Stored entries:
* * *

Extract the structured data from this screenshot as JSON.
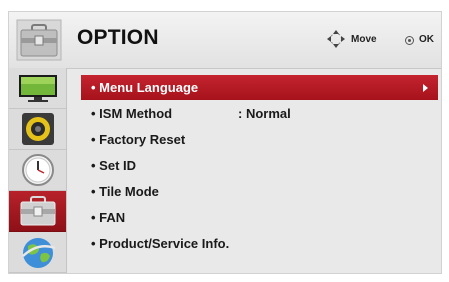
{
  "header": {
    "title": "OPTION",
    "hint_move": "Move",
    "hint_ok": "OK"
  },
  "sidebar": {
    "items": [
      {
        "icon": "tv-picture-icon",
        "selected": false
      },
      {
        "icon": "speaker-audio-icon",
        "selected": false
      },
      {
        "icon": "clock-time-icon",
        "selected": false
      },
      {
        "icon": "toolbox-option-icon",
        "selected": true
      },
      {
        "icon": "globe-network-icon",
        "selected": false
      }
    ]
  },
  "menu": {
    "items": [
      {
        "label": "• Menu Language",
        "value": "",
        "selected": true
      },
      {
        "label": "• ISM Method",
        "value": ": Normal",
        "selected": false
      },
      {
        "label": "• Factory Reset",
        "value": "",
        "selected": false
      },
      {
        "label": "• Set ID",
        "value": "",
        "selected": false
      },
      {
        "label": "• Tile Mode",
        "value": "",
        "selected": false
      },
      {
        "label": "• FAN",
        "value": "",
        "selected": false
      },
      {
        "label": "• Product/Service Info.",
        "value": "",
        "selected": false
      }
    ]
  },
  "colors": {
    "highlight": "#b01a24",
    "panel": "#e9e9e9",
    "text": "#1a1a1a"
  }
}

* * *

Task requirements: What is the number of lines in the records that contain the word "icon"? Answer with the number and nothing else.

Written response: 5